→ Written instruction
Report every line from the material that contains the word "JSON".

→ Entries shown

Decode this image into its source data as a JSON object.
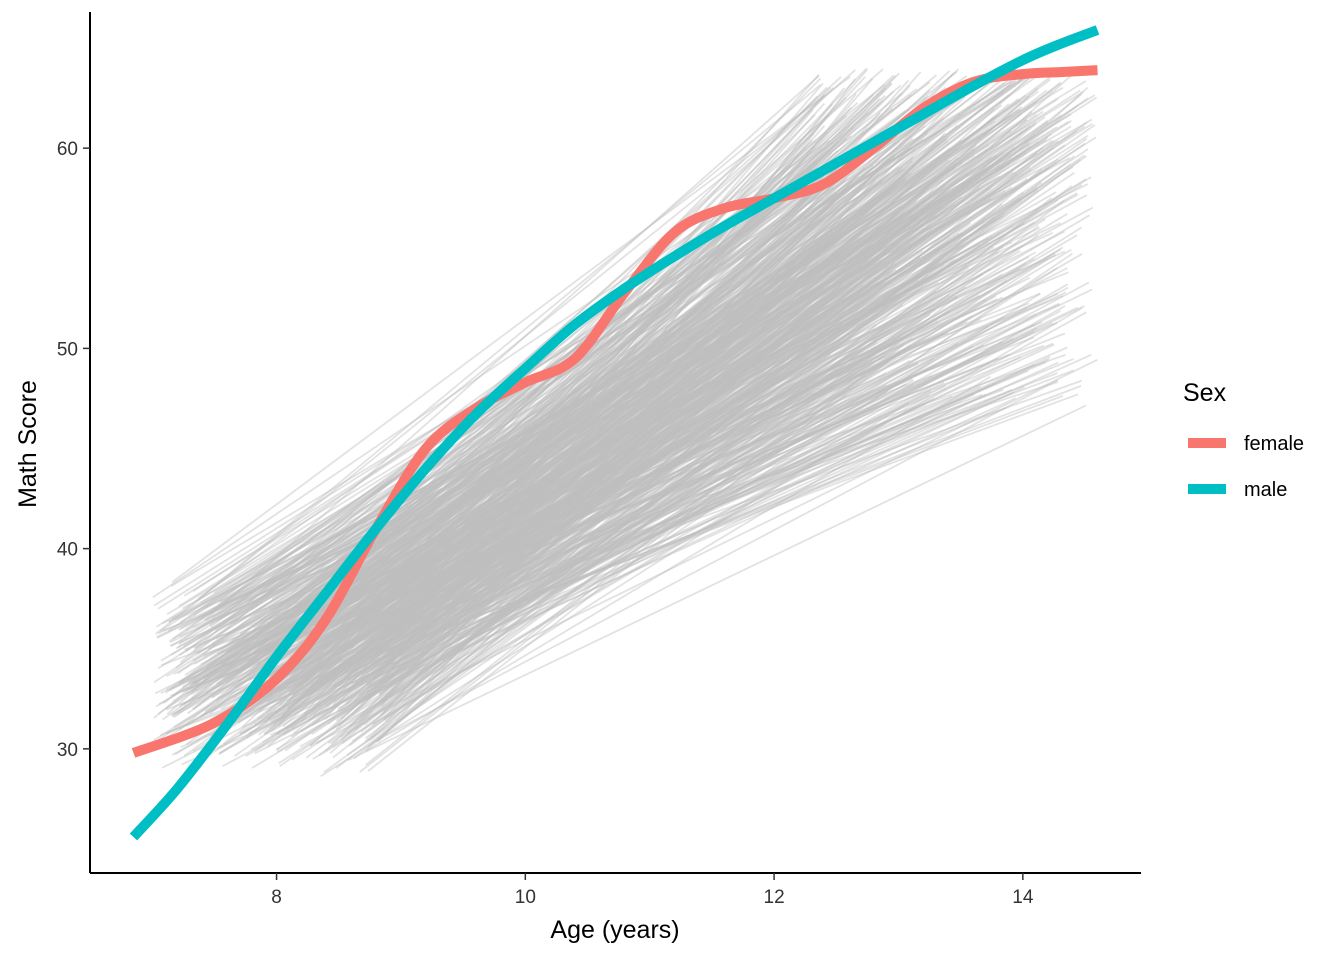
{
  "chart_data": {
    "type": "line",
    "xlabel": "Age (years)",
    "ylabel": "Math Score",
    "xlim": [
      6.5,
      14.95
    ],
    "ylim": [
      23.8,
      66.8
    ],
    "x_ticks": [
      8,
      10,
      12,
      14
    ],
    "y_ticks": [
      30,
      40,
      50,
      60
    ],
    "grid": false,
    "legend": {
      "title": "Sex",
      "position": "right",
      "entries": [
        {
          "label": "female",
          "color": "#F8766D"
        },
        {
          "label": "male",
          "color": "#00BFC4"
        }
      ]
    },
    "background_trajectories": {
      "color": "#BEBEBE",
      "count_approx": 700,
      "age_start_range": [
        7.0,
        8.9
      ],
      "age_end_range": [
        12.3,
        14.6
      ],
      "score_start_range": [
        28.5,
        38.5
      ],
      "score_end_range": [
        47,
        64
      ]
    },
    "series": [
      {
        "name": "female",
        "color": "#F8766D",
        "x": [
          6.85,
          7.5,
          8.0,
          8.4,
          8.8,
          9.2,
          9.6,
          10.0,
          10.4,
          10.8,
          11.2,
          11.6,
          12.0,
          12.4,
          12.8,
          13.2,
          13.6,
          14.0,
          14.3,
          14.6
        ],
        "y": [
          29.8,
          31.3,
          33.5,
          36.5,
          41.0,
          45.0,
          47.0,
          48.3,
          49.5,
          52.8,
          55.8,
          57.0,
          57.5,
          58.2,
          60.0,
          62.0,
          63.3,
          63.7,
          63.8,
          63.9
        ]
      },
      {
        "name": "male",
        "color": "#00BFC4",
        "x": [
          6.85,
          7.2,
          7.6,
          8.0,
          8.4,
          8.8,
          9.2,
          9.6,
          10.0,
          10.4,
          10.8,
          11.2,
          11.6,
          12.0,
          12.4,
          12.8,
          13.2,
          13.6,
          14.0,
          14.3,
          14.6
        ],
        "y": [
          25.6,
          28.0,
          31.2,
          34.6,
          37.8,
          41.0,
          44.0,
          46.7,
          49.0,
          51.2,
          53.0,
          54.6,
          56.1,
          57.5,
          58.9,
          60.3,
          61.7,
          63.1,
          64.4,
          65.2,
          65.9
        ]
      }
    ]
  }
}
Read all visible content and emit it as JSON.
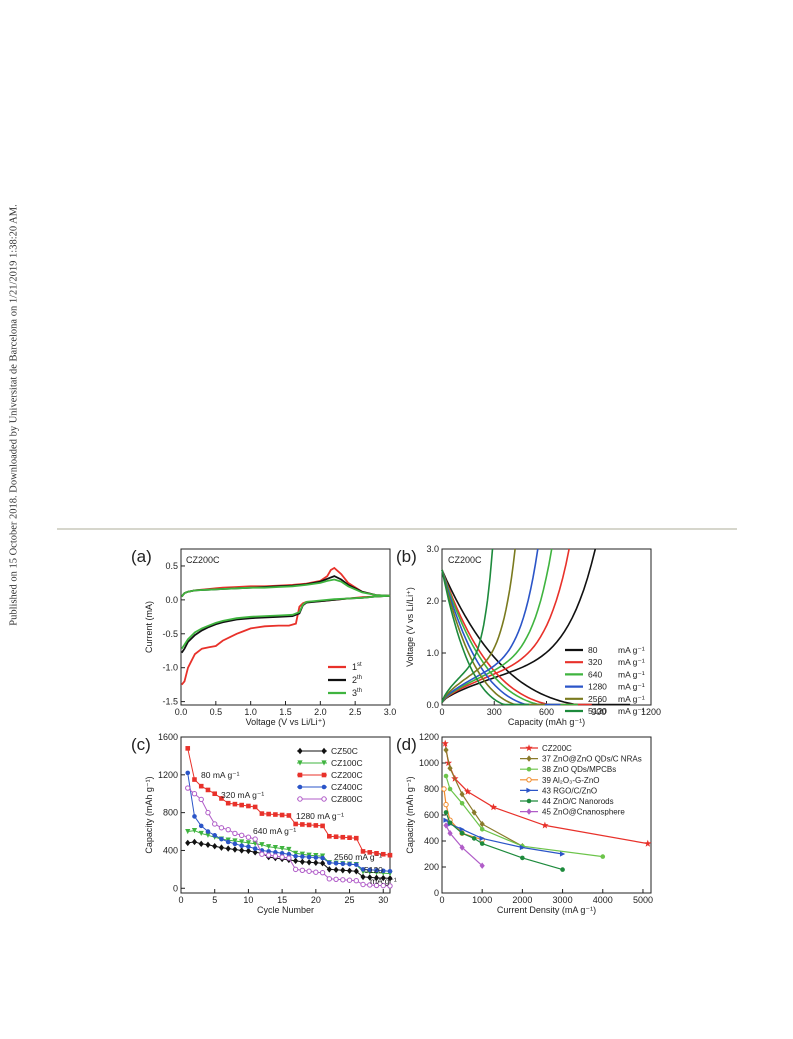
{
  "side_note": "Published on 15 October 2018. Downloaded by Universitat de Barcelona on 1/21/2019 1:38:20 AM.",
  "chart_data": [
    {
      "panel": "(a)",
      "type": "line",
      "inset": "CZ200C",
      "xlabel": "Voltage (V vs Li/Li⁺)",
      "ylabel": "Current (mA)",
      "xlim": [
        0,
        3.0
      ],
      "ylim": [
        -1.55,
        0.75
      ],
      "xticks": [
        0.0,
        0.5,
        1.0,
        1.5,
        2.0,
        2.5,
        3.0
      ],
      "xtick_labels": [
        "0.0",
        "0.5",
        "1.0",
        "1.5",
        "2.0",
        "2.5",
        "3.0"
      ],
      "yticks": [
        -1.5,
        -1.0,
        -0.5,
        0.0,
        0.5
      ],
      "ytick_labels": [
        "-1.5",
        "-1.0",
        "-0.5",
        "0.0",
        "0.5"
      ],
      "legend_position": "bottom-right",
      "series": [
        {
          "name": "1st",
          "legend_base": "1",
          "legend_sup": "st",
          "color": "#e8312a",
          "x": [
            0.01,
            0.05,
            0.1,
            0.2,
            0.3,
            0.4,
            0.5,
            0.6,
            0.7,
            0.8,
            0.9,
            1.0,
            1.2,
            1.4,
            1.55,
            1.65,
            1.7,
            1.75,
            1.8,
            2.0,
            2.2,
            2.4,
            2.6,
            2.8,
            3.0,
            2.8,
            2.6,
            2.4,
            2.3,
            2.2,
            2.15,
            2.1,
            2.0,
            1.8,
            1.6,
            1.4,
            1.2,
            1.0,
            0.8,
            0.6,
            0.5,
            0.4,
            0.3,
            0.2,
            0.1,
            0.05,
            0.01
          ],
          "y": [
            -1.25,
            -1.2,
            -1.0,
            -0.8,
            -0.72,
            -0.7,
            -0.68,
            -0.6,
            -0.55,
            -0.5,
            -0.46,
            -0.42,
            -0.39,
            -0.38,
            -0.38,
            -0.35,
            -0.1,
            -0.05,
            -0.03,
            -0.02,
            0.0,
            0.02,
            0.04,
            0.05,
            0.06,
            0.07,
            0.12,
            0.25,
            0.38,
            0.47,
            0.44,
            0.35,
            0.28,
            0.24,
            0.22,
            0.21,
            0.2,
            0.2,
            0.19,
            0.18,
            0.17,
            0.16,
            0.15,
            0.14,
            0.12,
            0.1,
            0.05
          ]
        },
        {
          "name": "2th",
          "legend_base": "2",
          "legend_sup": "th",
          "color": "#111111",
          "x": [
            0.01,
            0.05,
            0.1,
            0.2,
            0.3,
            0.4,
            0.5,
            0.6,
            0.8,
            1.0,
            1.2,
            1.4,
            1.6,
            1.7,
            1.75,
            1.8,
            2.0,
            2.2,
            2.4,
            2.6,
            2.8,
            3.0,
            2.8,
            2.6,
            2.4,
            2.3,
            2.2,
            2.1,
            2.0,
            1.8,
            1.6,
            1.4,
            1.2,
            1.0,
            0.8,
            0.6,
            0.4,
            0.2,
            0.1,
            0.05,
            0.01
          ],
          "y": [
            -0.78,
            -0.72,
            -0.62,
            -0.52,
            -0.45,
            -0.4,
            -0.36,
            -0.33,
            -0.29,
            -0.27,
            -0.26,
            -0.25,
            -0.24,
            -0.2,
            -0.08,
            -0.04,
            -0.02,
            0.0,
            0.02,
            0.03,
            0.05,
            0.06,
            0.07,
            0.12,
            0.22,
            0.3,
            0.35,
            0.31,
            0.27,
            0.23,
            0.21,
            0.2,
            0.19,
            0.18,
            0.17,
            0.16,
            0.15,
            0.14,
            0.12,
            0.1,
            0.05
          ]
        },
        {
          "name": "3th",
          "legend_base": "3",
          "legend_sup": "th",
          "color": "#3fb43f",
          "x": [
            0.01,
            0.05,
            0.1,
            0.2,
            0.3,
            0.4,
            0.5,
            0.6,
            0.8,
            1.0,
            1.2,
            1.4,
            1.6,
            1.7,
            1.75,
            1.8,
            2.0,
            2.2,
            2.4,
            2.6,
            2.8,
            3.0,
            2.8,
            2.6,
            2.4,
            2.3,
            2.2,
            2.1,
            2.0,
            1.8,
            1.6,
            1.4,
            1.2,
            1.0,
            0.8,
            0.6,
            0.4,
            0.2,
            0.1,
            0.05,
            0.01
          ],
          "y": [
            -0.72,
            -0.66,
            -0.58,
            -0.48,
            -0.42,
            -0.38,
            -0.34,
            -0.31,
            -0.27,
            -0.25,
            -0.24,
            -0.23,
            -0.22,
            -0.18,
            -0.07,
            -0.03,
            -0.01,
            0.01,
            0.02,
            0.03,
            0.05,
            0.06,
            0.07,
            0.11,
            0.2,
            0.27,
            0.3,
            0.28,
            0.25,
            0.22,
            0.2,
            0.19,
            0.18,
            0.18,
            0.17,
            0.16,
            0.15,
            0.14,
            0.12,
            0.1,
            0.05
          ]
        }
      ]
    },
    {
      "panel": "(b)",
      "type": "line",
      "inset": "CZ200C",
      "xlabel": "Capacity (mAh g⁻¹)",
      "ylabel": "Voltage (V vs Li/Li⁺)",
      "xlim": [
        0,
        1200
      ],
      "ylim": [
        0,
        3.0
      ],
      "xticks": [
        0,
        300,
        600,
        900,
        1200
      ],
      "xtick_labels": [
        "0",
        "300",
        "600",
        "900",
        "1200"
      ],
      "yticks": [
        0.0,
        1.0,
        2.0,
        3.0
      ],
      "ytick_labels": [
        "0.0",
        "1.0",
        "2.0",
        "3.0"
      ],
      "legend_position": "right",
      "series": [
        {
          "name": "80",
          "unit": "mA g⁻¹",
          "color": "#111111",
          "discharge_cap": 1080,
          "charge_cap": 880
        },
        {
          "name": "320",
          "unit": "mA g⁻¹",
          "color": "#e8312a",
          "discharge_cap": 860,
          "charge_cap": 730
        },
        {
          "name": "640",
          "unit": "mA g⁻¹",
          "color": "#3fb43f",
          "discharge_cap": 780,
          "charge_cap": 630
        },
        {
          "name": "1280",
          "unit": "mA g⁻¹",
          "color": "#2b55c8",
          "discharge_cap": 680,
          "charge_cap": 550
        },
        {
          "name": "2560",
          "unit": "mA g⁻¹",
          "color": "#7a7a1e",
          "discharge_cap": 590,
          "charge_cap": 420
        },
        {
          "name": "5120",
          "unit": "mA g⁻¹",
          "color": "#1d8a3c",
          "discharge_cap": 500,
          "charge_cap": 290
        }
      ]
    },
    {
      "panel": "(c)",
      "type": "scatter",
      "xlabel": "Cycle Number",
      "ylabel": "Capacity (mAh g⁻¹)",
      "xlim": [
        0,
        31
      ],
      "ylim": [
        -50,
        1600
      ],
      "xticks": [
        0,
        5,
        10,
        15,
        20,
        25,
        30
      ],
      "xtick_labels": [
        "0",
        "5",
        "10",
        "15",
        "20",
        "25",
        "30"
      ],
      "yticks": [
        0,
        400,
        800,
        1200,
        1600
      ],
      "ytick_labels": [
        "0",
        "400",
        "800",
        "1200",
        "1600"
      ],
      "legend_position": "top-right",
      "x": [
        1,
        2,
        3,
        4,
        5,
        6,
        7,
        8,
        9,
        10,
        11,
        12,
        13,
        14,
        15,
        16,
        17,
        18,
        19,
        20,
        21,
        22,
        23,
        24,
        25,
        26,
        27,
        28,
        29,
        30,
        31
      ],
      "series": [
        {
          "name": "CZ50C",
          "color": "#111111",
          "marker": "diamond",
          "values": [
            480,
            490,
            470,
            460,
            445,
            430,
            420,
            410,
            400,
            395,
            380,
            370,
            330,
            320,
            310,
            300,
            290,
            280,
            275,
            270,
            265,
            200,
            195,
            190,
            185,
            180,
            120,
            115,
            110,
            108,
            105
          ]
        },
        {
          "name": "CZ100C",
          "color": "#3fb43f",
          "marker": "triangle-down",
          "values": [
            600,
            610,
            580,
            560,
            540,
            520,
            510,
            500,
            490,
            480,
            470,
            460,
            440,
            430,
            420,
            410,
            370,
            360,
            350,
            345,
            340,
            270,
            265,
            260,
            255,
            250,
            175,
            170,
            165,
            160,
            155
          ]
        },
        {
          "name": "CZ200C",
          "color": "#e8312a",
          "marker": "square",
          "values": [
            1480,
            1150,
            1080,
            1040,
            1000,
            950,
            900,
            890,
            880,
            870,
            860,
            790,
            785,
            780,
            775,
            770,
            680,
            675,
            670,
            665,
            660,
            550,
            545,
            540,
            535,
            530,
            390,
            380,
            370,
            360,
            350
          ]
        },
        {
          "name": "CZ400C",
          "color": "#2b55c8",
          "marker": "circle",
          "values": [
            1220,
            760,
            660,
            600,
            560,
            520,
            490,
            470,
            450,
            440,
            420,
            400,
            390,
            380,
            370,
            360,
            340,
            335,
            330,
            325,
            320,
            270,
            265,
            260,
            255,
            250,
            200,
            195,
            190,
            185,
            180
          ]
        },
        {
          "name": "CZ800C",
          "color": "#b05cc8",
          "marker": "circle-open",
          "values": [
            1060,
            1000,
            940,
            800,
            680,
            640,
            620,
            580,
            560,
            540,
            520,
            360,
            350,
            340,
            330,
            320,
            200,
            190,
            180,
            170,
            165,
            100,
            95,
            90,
            85,
            80,
            40,
            35,
            30,
            28,
            25
          ]
        }
      ],
      "annotations": [
        "80 mA g⁻¹",
        "320 mA g⁻¹",
        "640 mA g⁻¹",
        "1280 mA g⁻¹",
        "2560 mA g⁻¹",
        "5120",
        "mA g⁻¹"
      ]
    },
    {
      "panel": "(d)",
      "type": "line",
      "xlabel": "Current Density (mA g⁻¹)",
      "ylabel": "Capacity (mAh g⁻¹)",
      "xlim": [
        0,
        5200
      ],
      "ylim": [
        0,
        1200
      ],
      "xticks": [
        0,
        1000,
        2000,
        3000,
        4000,
        5000
      ],
      "xtick_labels": [
        "0",
        "1000",
        "2000",
        "3000",
        "4000",
        "5000"
      ],
      "yticks": [
        0,
        200,
        400,
        600,
        800,
        1000,
        1200
      ],
      "ytick_labels": [
        "0",
        "200",
        "400",
        "600",
        "800",
        "1000",
        "1200"
      ],
      "legend_position": "top-right",
      "series": [
        {
          "name": "CZ200C",
          "color": "#e8312a",
          "marker": "star",
          "x": [
            80,
            160,
            320,
            640,
            1280,
            2560,
            5120
          ],
          "y": [
            1150,
            1000,
            880,
            780,
            660,
            520,
            380
          ]
        },
        {
          "name": "37 ZnO@ZnO QDs/C NRAs",
          "color": "#8a7a2a",
          "marker": "diamond",
          "x": [
            100,
            200,
            500,
            800,
            1000,
            2000
          ],
          "y": [
            1100,
            960,
            760,
            620,
            530,
            360
          ]
        },
        {
          "name": "38 ZnO QDs/MPCBs",
          "color": "#6cc44a",
          "marker": "circle",
          "x": [
            100,
            200,
            500,
            1000,
            2000,
            4000
          ],
          "y": [
            900,
            800,
            690,
            490,
            360,
            280
          ]
        },
        {
          "name": "39 Al₂O₃-G-ZnO",
          "color": "#f08a2a",
          "marker": "circle-open",
          "x": [
            50,
            100,
            200,
            500,
            1000
          ],
          "y": [
            800,
            680,
            560,
            460,
            410
          ]
        },
        {
          "name": "43 RGO/C/ZnO",
          "color": "#2b55c8",
          "marker": "triangle-right",
          "x": [
            100,
            200,
            500,
            1000,
            2000,
            3000
          ],
          "y": [
            560,
            530,
            490,
            420,
            350,
            300
          ]
        },
        {
          "name": "44 ZnO/C Nanorods",
          "color": "#1d8a3c",
          "marker": "circle",
          "x": [
            100,
            200,
            500,
            800,
            1000,
            2000,
            3000
          ],
          "y": [
            620,
            540,
            460,
            420,
            380,
            270,
            180
          ]
        },
        {
          "name": "45 ZnO@Cnanosphere",
          "color": "#b05cc8",
          "marker": "diamond",
          "x": [
            100,
            200,
            500,
            1000
          ],
          "y": [
            520,
            460,
            350,
            210
          ]
        }
      ]
    }
  ]
}
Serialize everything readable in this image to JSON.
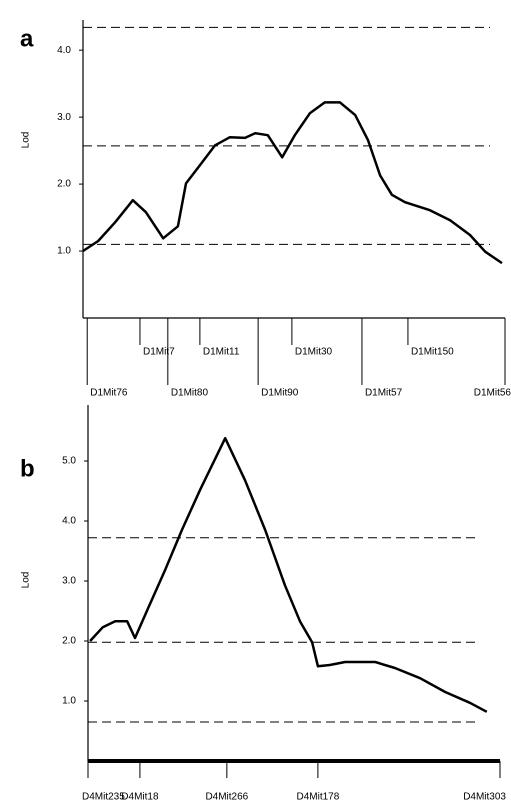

→ Solved problem
Decode this image into its source data as a JSON object.
Read all visible content and emit it as JSON.
Serialize everything readable in this image to JSON.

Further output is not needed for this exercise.